* _Problem details_:
Show every line in the records below that contains the word "hello".

Dataset records:
-- Begin --

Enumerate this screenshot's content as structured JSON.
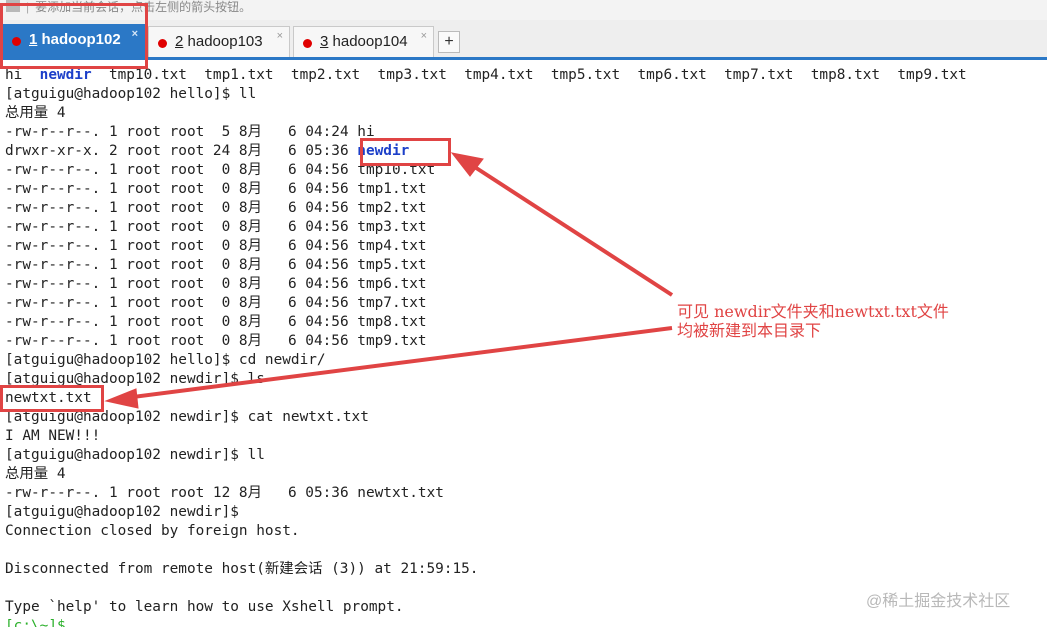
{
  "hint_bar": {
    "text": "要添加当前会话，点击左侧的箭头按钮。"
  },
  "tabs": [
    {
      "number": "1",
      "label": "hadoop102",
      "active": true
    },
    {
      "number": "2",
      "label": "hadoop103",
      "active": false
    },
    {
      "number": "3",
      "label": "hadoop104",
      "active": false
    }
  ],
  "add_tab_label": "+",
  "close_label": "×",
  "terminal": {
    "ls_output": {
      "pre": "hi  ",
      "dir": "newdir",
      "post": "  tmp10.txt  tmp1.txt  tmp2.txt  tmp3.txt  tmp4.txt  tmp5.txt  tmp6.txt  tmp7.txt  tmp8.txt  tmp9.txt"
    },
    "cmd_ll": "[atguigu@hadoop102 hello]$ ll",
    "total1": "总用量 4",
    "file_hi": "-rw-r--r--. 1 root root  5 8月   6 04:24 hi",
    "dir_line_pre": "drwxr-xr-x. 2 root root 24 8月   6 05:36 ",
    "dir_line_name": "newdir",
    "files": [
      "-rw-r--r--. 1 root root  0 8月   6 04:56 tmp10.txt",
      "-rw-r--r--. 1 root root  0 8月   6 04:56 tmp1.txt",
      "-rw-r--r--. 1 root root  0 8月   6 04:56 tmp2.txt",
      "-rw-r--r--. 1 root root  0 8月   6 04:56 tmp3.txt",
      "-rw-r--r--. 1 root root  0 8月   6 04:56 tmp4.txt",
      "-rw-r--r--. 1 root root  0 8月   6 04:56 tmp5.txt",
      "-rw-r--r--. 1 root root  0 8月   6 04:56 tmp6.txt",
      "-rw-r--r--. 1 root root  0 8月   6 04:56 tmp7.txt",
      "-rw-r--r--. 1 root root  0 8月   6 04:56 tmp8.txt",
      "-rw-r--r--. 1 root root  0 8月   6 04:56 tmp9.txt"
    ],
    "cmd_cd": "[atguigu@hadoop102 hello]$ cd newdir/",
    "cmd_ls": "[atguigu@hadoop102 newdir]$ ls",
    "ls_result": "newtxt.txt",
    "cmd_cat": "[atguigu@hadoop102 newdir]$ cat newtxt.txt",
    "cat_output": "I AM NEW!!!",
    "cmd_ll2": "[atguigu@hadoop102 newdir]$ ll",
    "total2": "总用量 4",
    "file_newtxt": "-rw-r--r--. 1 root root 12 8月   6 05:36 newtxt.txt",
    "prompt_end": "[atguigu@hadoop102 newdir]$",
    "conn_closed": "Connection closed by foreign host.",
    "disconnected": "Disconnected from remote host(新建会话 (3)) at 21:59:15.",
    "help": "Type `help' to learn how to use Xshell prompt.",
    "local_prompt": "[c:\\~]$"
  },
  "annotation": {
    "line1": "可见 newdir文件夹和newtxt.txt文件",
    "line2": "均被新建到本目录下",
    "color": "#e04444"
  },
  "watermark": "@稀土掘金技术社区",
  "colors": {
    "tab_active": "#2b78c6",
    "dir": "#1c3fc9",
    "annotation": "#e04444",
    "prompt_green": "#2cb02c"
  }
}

-- End --
-- Begin --

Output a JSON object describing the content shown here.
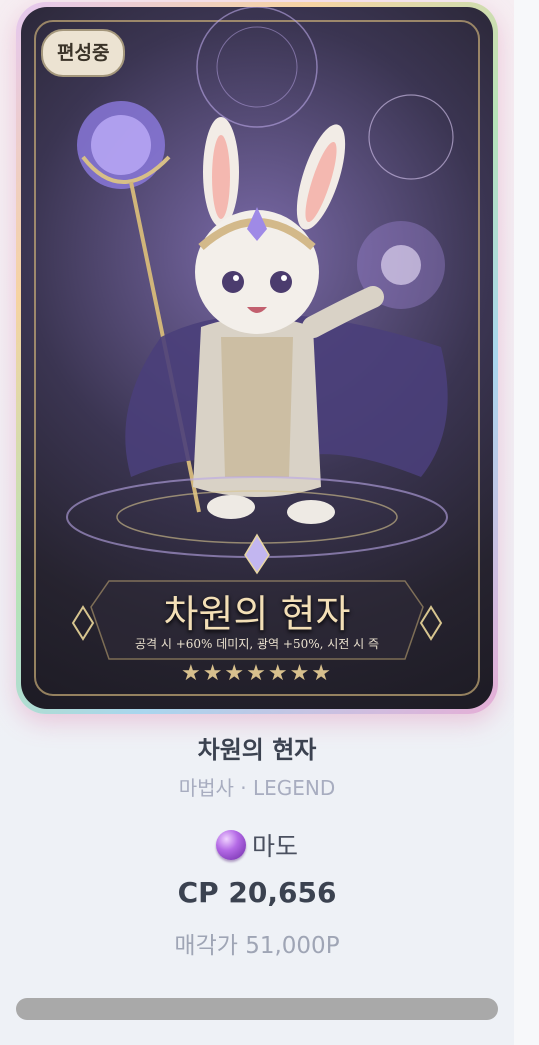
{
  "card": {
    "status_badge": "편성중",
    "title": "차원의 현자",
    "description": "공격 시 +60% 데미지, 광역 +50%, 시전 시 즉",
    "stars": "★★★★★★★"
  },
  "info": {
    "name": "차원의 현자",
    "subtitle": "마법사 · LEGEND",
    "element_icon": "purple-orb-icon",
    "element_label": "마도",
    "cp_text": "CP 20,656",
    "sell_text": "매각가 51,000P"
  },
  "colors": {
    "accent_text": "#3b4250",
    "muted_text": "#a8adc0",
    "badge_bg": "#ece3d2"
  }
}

-- End --

* _Right answer_:
    "cmd_ll": "[atguigu@hadoop102 hello]$ ll",
    "cmd_cd": "[atguigu@hadoop102 hello]$ cd newdir/",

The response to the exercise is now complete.